What you are asked to do:
Present the following data again exactly as it is shown.

** START Records for this task **

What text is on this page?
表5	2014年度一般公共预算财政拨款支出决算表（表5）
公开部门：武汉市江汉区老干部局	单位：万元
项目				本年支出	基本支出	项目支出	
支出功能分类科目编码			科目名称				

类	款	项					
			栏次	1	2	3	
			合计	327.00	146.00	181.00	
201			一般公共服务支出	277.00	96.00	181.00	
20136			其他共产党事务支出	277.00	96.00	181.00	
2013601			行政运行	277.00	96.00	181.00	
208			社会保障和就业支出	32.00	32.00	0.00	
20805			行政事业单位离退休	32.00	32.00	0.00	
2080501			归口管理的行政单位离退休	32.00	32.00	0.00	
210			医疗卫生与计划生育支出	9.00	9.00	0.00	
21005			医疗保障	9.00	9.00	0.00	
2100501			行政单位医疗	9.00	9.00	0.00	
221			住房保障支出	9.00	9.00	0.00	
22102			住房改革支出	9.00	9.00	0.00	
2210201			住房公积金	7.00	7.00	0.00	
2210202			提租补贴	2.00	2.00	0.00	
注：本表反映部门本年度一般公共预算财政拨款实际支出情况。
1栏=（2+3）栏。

** END Records for this task **

Task response:
What text is on this page?
表5	2014年度一般公共预算财政拨款支出决算表（表5）
公开部门：武汉市江汉区老干部局	单位：万元
项目				本年支出	基本支出	项目支出	
支出功能分类科目编码			科目名称				

类	款	项					
			栏次	1	2	3	
			合计	327.00	146.00	181.00	
201			一般公共服务支出	277.00	96.00	181.00	
20136			其他共产党事务支出	277.00	96.00	181.00	
2013601			行政运行	277.00	96.00	181.00	
208			社会保障和就业支出	32.00	32.00	0.00	
20805			行政事业单位离退休	32.00	32.00	0.00	
2080501			归口管理的行政单位离退休	32.00	32.00	0.00	
210			医疗卫生与计划生育支出	9.00	9.00	0.00	
21005			医疗保障	9.00	9.00	0.00	
2100501			行政单位医疗	9.00	9.00	0.00	
221			住房保障支出	9.00	9.00	0.00	
22102			住房改革支出	9.00	9.00	0.00	
2210201			住房公积金	7.00	7.00	0.00	
2210202			提租补贴	2.00	2.00	0.00	
注：本表反映部门本年度一般公共预算财政拨款实际支出情况。
1栏=（2+3）栏。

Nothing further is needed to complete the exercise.